----- DATA SHOWN

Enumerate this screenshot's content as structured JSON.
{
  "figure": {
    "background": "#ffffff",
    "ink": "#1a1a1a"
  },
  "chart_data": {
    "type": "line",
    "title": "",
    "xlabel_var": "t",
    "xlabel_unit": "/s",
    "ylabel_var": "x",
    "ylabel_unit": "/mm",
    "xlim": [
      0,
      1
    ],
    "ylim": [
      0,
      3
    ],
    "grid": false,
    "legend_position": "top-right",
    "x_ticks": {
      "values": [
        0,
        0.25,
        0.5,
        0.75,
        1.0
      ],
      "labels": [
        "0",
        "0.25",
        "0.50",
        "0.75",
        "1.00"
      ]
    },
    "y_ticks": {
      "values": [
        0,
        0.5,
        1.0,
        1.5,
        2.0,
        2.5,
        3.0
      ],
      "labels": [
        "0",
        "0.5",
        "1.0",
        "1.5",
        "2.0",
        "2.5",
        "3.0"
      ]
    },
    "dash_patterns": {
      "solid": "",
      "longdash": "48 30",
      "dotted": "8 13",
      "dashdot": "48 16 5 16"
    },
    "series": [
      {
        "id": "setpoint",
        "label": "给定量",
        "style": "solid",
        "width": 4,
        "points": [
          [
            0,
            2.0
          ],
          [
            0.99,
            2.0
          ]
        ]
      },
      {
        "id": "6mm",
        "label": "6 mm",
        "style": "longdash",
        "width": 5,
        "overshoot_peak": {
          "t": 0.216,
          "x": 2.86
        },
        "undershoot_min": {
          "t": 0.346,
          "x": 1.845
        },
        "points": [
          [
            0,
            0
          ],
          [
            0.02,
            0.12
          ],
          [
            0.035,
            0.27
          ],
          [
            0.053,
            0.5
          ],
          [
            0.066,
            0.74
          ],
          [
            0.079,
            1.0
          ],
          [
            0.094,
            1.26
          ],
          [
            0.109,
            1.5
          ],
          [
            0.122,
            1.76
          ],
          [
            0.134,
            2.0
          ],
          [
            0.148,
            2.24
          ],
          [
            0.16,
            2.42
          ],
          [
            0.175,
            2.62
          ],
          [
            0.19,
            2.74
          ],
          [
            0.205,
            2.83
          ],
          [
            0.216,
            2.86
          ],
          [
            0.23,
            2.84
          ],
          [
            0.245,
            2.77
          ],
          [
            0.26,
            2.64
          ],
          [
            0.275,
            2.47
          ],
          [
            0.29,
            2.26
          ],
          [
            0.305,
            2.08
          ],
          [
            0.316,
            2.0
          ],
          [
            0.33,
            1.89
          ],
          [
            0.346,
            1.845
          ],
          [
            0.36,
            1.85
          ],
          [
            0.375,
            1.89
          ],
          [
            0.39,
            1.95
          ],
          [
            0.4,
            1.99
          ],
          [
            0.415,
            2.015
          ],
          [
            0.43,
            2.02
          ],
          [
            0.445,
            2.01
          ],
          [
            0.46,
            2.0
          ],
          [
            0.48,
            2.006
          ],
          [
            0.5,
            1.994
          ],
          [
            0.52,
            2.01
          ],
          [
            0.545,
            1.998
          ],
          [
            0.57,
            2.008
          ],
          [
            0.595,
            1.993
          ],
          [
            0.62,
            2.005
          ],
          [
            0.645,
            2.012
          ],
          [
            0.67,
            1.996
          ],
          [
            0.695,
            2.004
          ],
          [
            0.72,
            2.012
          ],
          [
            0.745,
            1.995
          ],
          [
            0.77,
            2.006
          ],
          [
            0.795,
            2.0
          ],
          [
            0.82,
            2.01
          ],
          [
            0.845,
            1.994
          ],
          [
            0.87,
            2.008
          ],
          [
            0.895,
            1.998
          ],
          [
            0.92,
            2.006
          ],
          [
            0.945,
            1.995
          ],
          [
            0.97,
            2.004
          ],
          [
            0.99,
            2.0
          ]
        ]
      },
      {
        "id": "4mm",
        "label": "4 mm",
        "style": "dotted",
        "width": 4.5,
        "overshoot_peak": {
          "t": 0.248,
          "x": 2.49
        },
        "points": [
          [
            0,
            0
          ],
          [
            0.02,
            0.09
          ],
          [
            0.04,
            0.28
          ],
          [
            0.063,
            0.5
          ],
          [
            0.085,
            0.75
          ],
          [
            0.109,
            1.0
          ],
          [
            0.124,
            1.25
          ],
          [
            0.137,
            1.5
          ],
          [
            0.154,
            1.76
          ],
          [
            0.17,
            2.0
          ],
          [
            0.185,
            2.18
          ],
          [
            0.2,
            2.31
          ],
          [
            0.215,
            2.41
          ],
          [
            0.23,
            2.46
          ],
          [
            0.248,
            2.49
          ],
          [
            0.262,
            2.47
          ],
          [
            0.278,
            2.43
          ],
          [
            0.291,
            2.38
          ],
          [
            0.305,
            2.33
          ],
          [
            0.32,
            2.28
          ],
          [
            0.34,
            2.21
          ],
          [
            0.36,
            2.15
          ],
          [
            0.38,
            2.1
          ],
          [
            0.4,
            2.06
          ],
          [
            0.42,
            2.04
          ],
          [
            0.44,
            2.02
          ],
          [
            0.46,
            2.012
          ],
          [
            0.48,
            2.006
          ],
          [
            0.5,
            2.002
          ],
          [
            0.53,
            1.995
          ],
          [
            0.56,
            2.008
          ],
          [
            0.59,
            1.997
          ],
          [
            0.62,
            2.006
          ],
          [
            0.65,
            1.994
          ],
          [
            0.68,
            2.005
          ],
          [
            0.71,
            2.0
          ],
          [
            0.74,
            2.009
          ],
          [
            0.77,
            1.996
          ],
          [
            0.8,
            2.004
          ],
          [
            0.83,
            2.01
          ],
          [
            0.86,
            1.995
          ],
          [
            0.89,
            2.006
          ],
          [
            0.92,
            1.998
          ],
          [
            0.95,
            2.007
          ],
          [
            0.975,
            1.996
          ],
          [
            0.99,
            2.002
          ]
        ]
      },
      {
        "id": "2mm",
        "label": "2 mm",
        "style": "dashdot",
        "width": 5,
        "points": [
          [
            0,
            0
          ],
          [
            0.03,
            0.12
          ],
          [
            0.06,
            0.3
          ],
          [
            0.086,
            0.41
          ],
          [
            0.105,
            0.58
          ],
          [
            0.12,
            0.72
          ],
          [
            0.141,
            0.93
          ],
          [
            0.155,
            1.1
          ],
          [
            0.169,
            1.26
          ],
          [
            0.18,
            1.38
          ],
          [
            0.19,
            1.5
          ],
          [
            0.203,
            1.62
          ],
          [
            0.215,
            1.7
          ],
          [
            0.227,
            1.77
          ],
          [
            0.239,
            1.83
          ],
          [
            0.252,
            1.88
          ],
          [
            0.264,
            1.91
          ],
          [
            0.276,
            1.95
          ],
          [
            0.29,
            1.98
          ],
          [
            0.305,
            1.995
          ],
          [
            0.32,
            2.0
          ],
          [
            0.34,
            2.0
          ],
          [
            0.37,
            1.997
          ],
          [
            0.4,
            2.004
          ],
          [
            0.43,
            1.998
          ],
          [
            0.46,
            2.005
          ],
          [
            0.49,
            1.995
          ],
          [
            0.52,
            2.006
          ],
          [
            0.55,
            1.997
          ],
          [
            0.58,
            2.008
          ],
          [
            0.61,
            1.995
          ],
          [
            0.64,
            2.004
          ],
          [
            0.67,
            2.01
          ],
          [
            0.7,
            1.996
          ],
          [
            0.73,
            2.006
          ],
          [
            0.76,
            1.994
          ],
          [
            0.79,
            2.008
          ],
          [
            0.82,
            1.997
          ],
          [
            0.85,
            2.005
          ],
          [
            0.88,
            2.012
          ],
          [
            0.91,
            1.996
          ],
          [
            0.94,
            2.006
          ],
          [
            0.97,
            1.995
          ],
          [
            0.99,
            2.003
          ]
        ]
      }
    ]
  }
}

----------

## WRITTEN PROBLEM:
Each entry above is to be set down again in exactly the same words.

## TASK SOLUTION:
Enumerate this screenshot's content as structured JSON.
{
  "figure": {
    "background": "#ffffff",
    "ink": "#1a1a1a"
  },
  "chart_data": {
    "type": "line",
    "title": "",
    "xlabel_var": "t",
    "xlabel_unit": "/s",
    "ylabel_var": "x",
    "ylabel_unit": "/mm",
    "xlim": [
      0,
      1
    ],
    "ylim": [
      0,
      3
    ],
    "grid": false,
    "legend_position": "top-right",
    "x_ticks": {
      "values": [
        0,
        0.25,
        0.5,
        0.75,
        1.0
      ],
      "labels": [
        "0",
        "0.25",
        "0.50",
        "0.75",
        "1.00"
      ]
    },
    "y_ticks": {
      "values": [
        0,
        0.5,
        1.0,
        1.5,
        2.0,
        2.5,
        3.0
      ],
      "labels": [
        "0",
        "0.5",
        "1.0",
        "1.5",
        "2.0",
        "2.5",
        "3.0"
      ]
    },
    "dash_patterns": {
      "solid": "",
      "longdash": "48 30",
      "dotted": "8 13",
      "dashdot": "48 16 5 16"
    },
    "series": [
      {
        "id": "setpoint",
        "label": "给定量",
        "style": "solid",
        "width": 4,
        "points": [
          [
            0,
            2.0
          ],
          [
            0.99,
            2.0
          ]
        ]
      },
      {
        "id": "6mm",
        "label": "6 mm",
        "style": "longdash",
        "width": 5,
        "overshoot_peak": {
          "t": 0.216,
          "x": 2.86
        },
        "undershoot_min": {
          "t": 0.346,
          "x": 1.845
        },
        "points": [
          [
            0,
            0
          ],
          [
            0.02,
            0.12
          ],
          [
            0.035,
            0.27
          ],
          [
            0.053,
            0.5
          ],
          [
            0.066,
            0.74
          ],
          [
            0.079,
            1.0
          ],
          [
            0.094,
            1.26
          ],
          [
            0.109,
            1.5
          ],
          [
            0.122,
            1.76
          ],
          [
            0.134,
            2.0
          ],
          [
            0.148,
            2.24
          ],
          [
            0.16,
            2.42
          ],
          [
            0.175,
            2.62
          ],
          [
            0.19,
            2.74
          ],
          [
            0.205,
            2.83
          ],
          [
            0.216,
            2.86
          ],
          [
            0.23,
            2.84
          ],
          [
            0.245,
            2.77
          ],
          [
            0.26,
            2.64
          ],
          [
            0.275,
            2.47
          ],
          [
            0.29,
            2.26
          ],
          [
            0.305,
            2.08
          ],
          [
            0.316,
            2.0
          ],
          [
            0.33,
            1.89
          ],
          [
            0.346,
            1.845
          ],
          [
            0.36,
            1.85
          ],
          [
            0.375,
            1.89
          ],
          [
            0.39,
            1.95
          ],
          [
            0.4,
            1.99
          ],
          [
            0.415,
            2.015
          ],
          [
            0.43,
            2.02
          ],
          [
            0.445,
            2.01
          ],
          [
            0.46,
            2.0
          ],
          [
            0.48,
            2.006
          ],
          [
            0.5,
            1.994
          ],
          [
            0.52,
            2.01
          ],
          [
            0.545,
            1.998
          ],
          [
            0.57,
            2.008
          ],
          [
            0.595,
            1.993
          ],
          [
            0.62,
            2.005
          ],
          [
            0.645,
            2.012
          ],
          [
            0.67,
            1.996
          ],
          [
            0.695,
            2.004
          ],
          [
            0.72,
            2.012
          ],
          [
            0.745,
            1.995
          ],
          [
            0.77,
            2.006
          ],
          [
            0.795,
            2.0
          ],
          [
            0.82,
            2.01
          ],
          [
            0.845,
            1.994
          ],
          [
            0.87,
            2.008
          ],
          [
            0.895,
            1.998
          ],
          [
            0.92,
            2.006
          ],
          [
            0.945,
            1.995
          ],
          [
            0.97,
            2.004
          ],
          [
            0.99,
            2.0
          ]
        ]
      },
      {
        "id": "4mm",
        "label": "4 mm",
        "style": "dotted",
        "width": 4.5,
        "overshoot_peak": {
          "t": 0.248,
          "x": 2.49
        },
        "points": [
          [
            0,
            0
          ],
          [
            0.02,
            0.09
          ],
          [
            0.04,
            0.28
          ],
          [
            0.063,
            0.5
          ],
          [
            0.085,
            0.75
          ],
          [
            0.109,
            1.0
          ],
          [
            0.124,
            1.25
          ],
          [
            0.137,
            1.5
          ],
          [
            0.154,
            1.76
          ],
          [
            0.17,
            2.0
          ],
          [
            0.185,
            2.18
          ],
          [
            0.2,
            2.31
          ],
          [
            0.215,
            2.41
          ],
          [
            0.23,
            2.46
          ],
          [
            0.248,
            2.49
          ],
          [
            0.262,
            2.47
          ],
          [
            0.278,
            2.43
          ],
          [
            0.291,
            2.38
          ],
          [
            0.305,
            2.33
          ],
          [
            0.32,
            2.28
          ],
          [
            0.34,
            2.21
          ],
          [
            0.36,
            2.15
          ],
          [
            0.38,
            2.1
          ],
          [
            0.4,
            2.06
          ],
          [
            0.42,
            2.04
          ],
          [
            0.44,
            2.02
          ],
          [
            0.46,
            2.012
          ],
          [
            0.48,
            2.006
          ],
          [
            0.5,
            2.002
          ],
          [
            0.53,
            1.995
          ],
          [
            0.56,
            2.008
          ],
          [
            0.59,
            1.997
          ],
          [
            0.62,
            2.006
          ],
          [
            0.65,
            1.994
          ],
          [
            0.68,
            2.005
          ],
          [
            0.71,
            2.0
          ],
          [
            0.74,
            2.009
          ],
          [
            0.77,
            1.996
          ],
          [
            0.8,
            2.004
          ],
          [
            0.83,
            2.01
          ],
          [
            0.86,
            1.995
          ],
          [
            0.89,
            2.006
          ],
          [
            0.92,
            1.998
          ],
          [
            0.95,
            2.007
          ],
          [
            0.975,
            1.996
          ],
          [
            0.99,
            2.002
          ]
        ]
      },
      {
        "id": "2mm",
        "label": "2 mm",
        "style": "dashdot",
        "width": 5,
        "points": [
          [
            0,
            0
          ],
          [
            0.03,
            0.12
          ],
          [
            0.06,
            0.3
          ],
          [
            0.086,
            0.41
          ],
          [
            0.105,
            0.58
          ],
          [
            0.12,
            0.72
          ],
          [
            0.141,
            0.93
          ],
          [
            0.155,
            1.1
          ],
          [
            0.169,
            1.26
          ],
          [
            0.18,
            1.38
          ],
          [
            0.19,
            1.5
          ],
          [
            0.203,
            1.62
          ],
          [
            0.215,
            1.7
          ],
          [
            0.227,
            1.77
          ],
          [
            0.239,
            1.83
          ],
          [
            0.252,
            1.88
          ],
          [
            0.264,
            1.91
          ],
          [
            0.276,
            1.95
          ],
          [
            0.29,
            1.98
          ],
          [
            0.305,
            1.995
          ],
          [
            0.32,
            2.0
          ],
          [
            0.34,
            2.0
          ],
          [
            0.37,
            1.997
          ],
          [
            0.4,
            2.004
          ],
          [
            0.43,
            1.998
          ],
          [
            0.46,
            2.005
          ],
          [
            0.49,
            1.995
          ],
          [
            0.52,
            2.006
          ],
          [
            0.55,
            1.997
          ],
          [
            0.58,
            2.008
          ],
          [
            0.61,
            1.995
          ],
          [
            0.64,
            2.004
          ],
          [
            0.67,
            2.01
          ],
          [
            0.7,
            1.996
          ],
          [
            0.73,
            2.006
          ],
          [
            0.76,
            1.994
          ],
          [
            0.79,
            2.008
          ],
          [
            0.82,
            1.997
          ],
          [
            0.85,
            2.005
          ],
          [
            0.88,
            2.012
          ],
          [
            0.91,
            1.996
          ],
          [
            0.94,
            2.006
          ],
          [
            0.97,
            1.995
          ],
          [
            0.99,
            2.003
          ]
        ]
      }
    ]
  }
}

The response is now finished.